◆ **AÇÕES NECESSÁRIAS**
A) Enumere os nomes próprios de personagens que figuram no excerto sobre a Anunciação, excluindo designações de Deus como "Deus Pai", "Espírito Santo" e "Altíssimo".
B) Transcreva literalmente o trecho do excerto sobre a Anunciação que começa em "4- Os Pais Humanos" e prossegue até "sentido daquelas palavras.".

◆ **EXCERTO DO DOCUMENTO**
□ □ □ □
4- Os Pais Humanos São Um Dom de Deus

E Maria, a mãe de Jesus, amou de facto o seu Filho com a ternura especial do Espírito Santo. Foi por esta razão que Maria ficou cheia do Espírito Santo no momento em que o anjo lhe anunciou que ela ia ser a mãe do Filho de Deus.

Eis as palavras que o anjo disse a Maria nesse momento em que lhe anunciou o grande dom que Deus lhe ia conceder: “O anjo Gabriel foi enviado por Deus a uma cidade da Galileia chamada Nazaré. O anjo tinha a missão de comunicar uma mensagem a uma jovem desposada com um homem da casa de David cujo nome era José. Ao entrar na casa de Maria, o anjo disse-lhe: “Avé Maria, cheia de graça. O Senhor Deus está contigo” Ao ouvir aquela voz, Maria ficou perturbada, pois não entendia o sentido daquelas palavras.

Então o anjo disse-lhe: “Não tenhas medo, Maria, pois Deus vai favorecer-te. Vais conceber um filho no teu seio um filho ao qual porás o nome de Jesus. Ele será grande e chamar-se-á filho do Altíssimo (…). Depois o anjo acrescentou: “O Espírito Santo virá sobre ti e a força do Altíssimo estenderá o seu poder sobre ti. Por isso é que o Menino que vai nascer de ti, acrescentou o anjo, será chamado Filho de Deus” (Lc 1, 26-35).

Graças à explicação da sua mãe, a Ana Patrícia compreendeu que Deus nos ama a todos como membros da sua Família: Deus Pai é pai de todos nós. Graças a isso somos todos irmãos uns dos outros e Jesus Cristo, como é o Filho de Deus, é também nosso irmão. No nosso coração habita a ternura do Espírito Santo que nos conduz ao Pai. Nesse momento, Deus Pai acolhe-nos como filhos e dá-nos um beijo.
□ □ □ □
◆ **DADOS FORNECIDOS**
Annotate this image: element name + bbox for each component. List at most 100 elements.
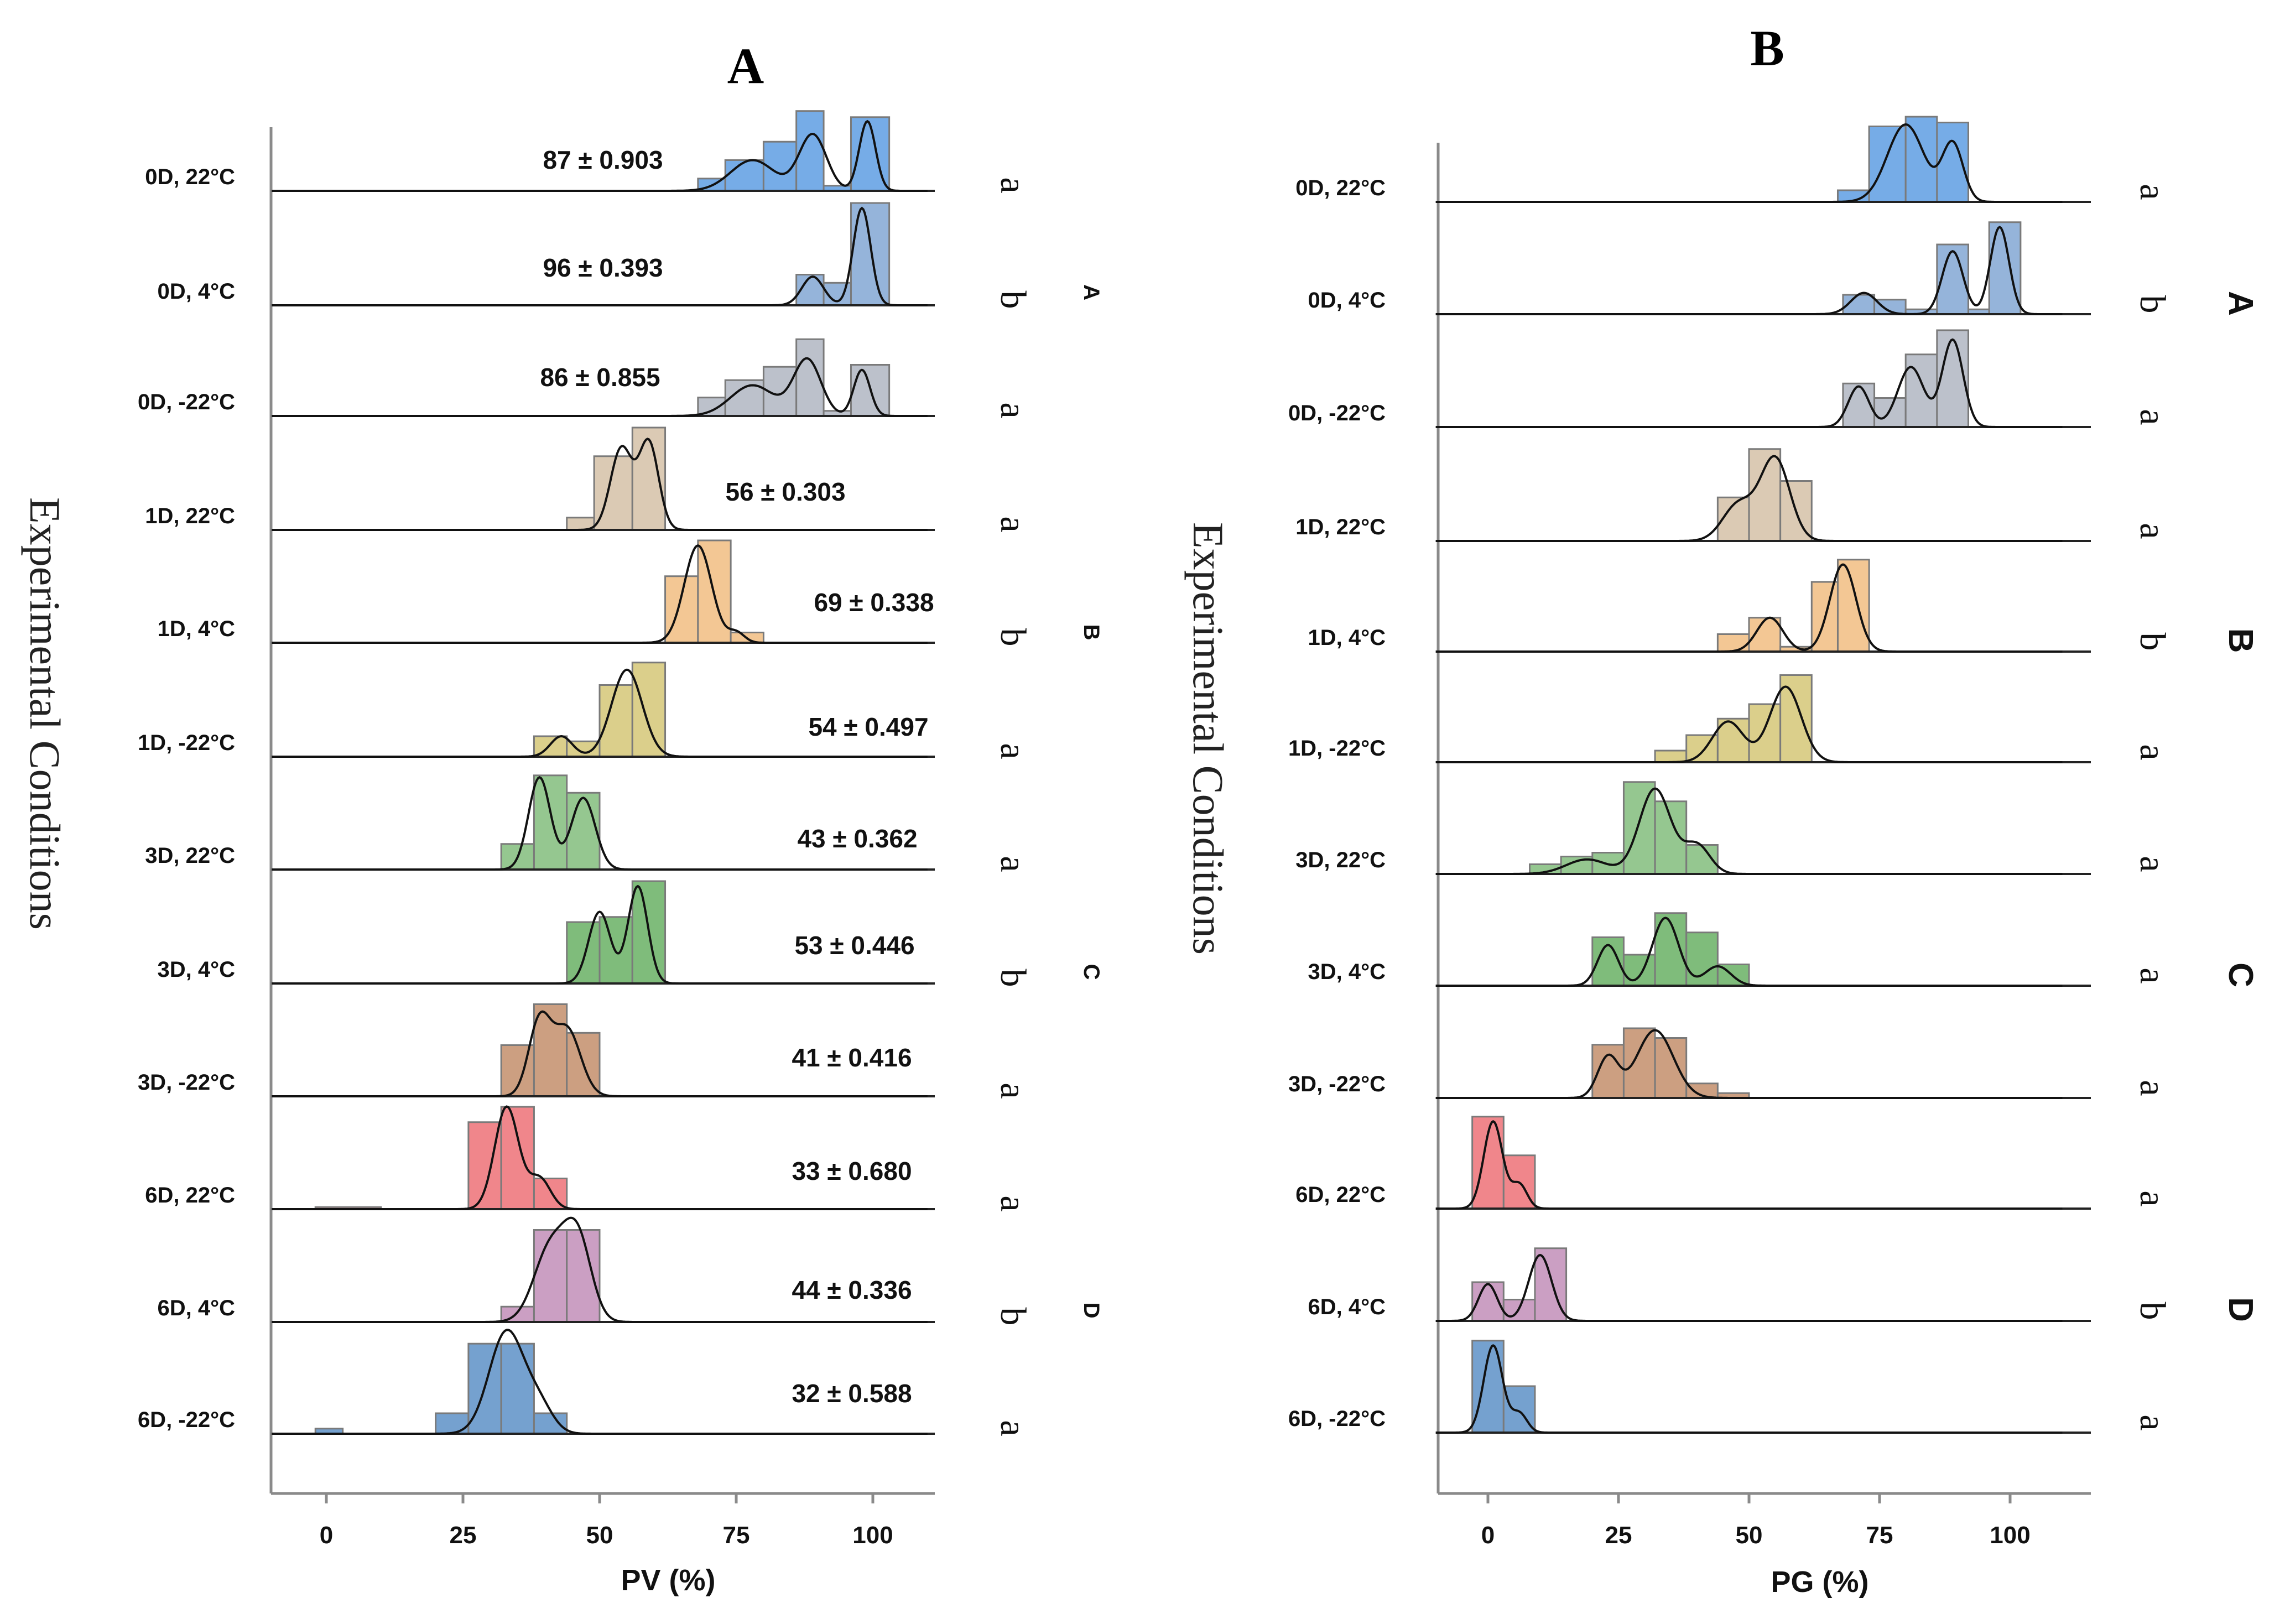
□ □ □ □
◆ **RESPOSTAS POR TAREFA**
A) Maria, Jesus, Gabriel, José, David, Ana Patrícia

B)
4- Os Pais Humanos São Um Dom de Deus

E Maria, a mãe de Jesus, amou de facto o seu Filho com a ternura especial do Espírito Santo. Foi por esta razão que Maria ficou cheia do Espírito Santo no momento em que o anjo lhe anunciou que ela ia ser a mãe do Filho de Deus.

Eis as palavras que o anjo disse a Maria nesse momento em que lhe anunciou o grande dom que Deus lhe ia conceder: “O anjo Gabriel foi enviado por Deus a uma cidade da Galileia chamada Nazaré. O anjo tinha a missão de comunicar uma mensagem a uma jovem desposada com um homem da casa de David cujo nome era José. Ao entrar na casa de Maria, o anjo disse-lhe: “Avé Maria, cheia de graça. O Senhor Deus está contigo” Ao ouvir aquela voz, Maria ficou perturbada, pois não entendia o sentido daquelas palavras.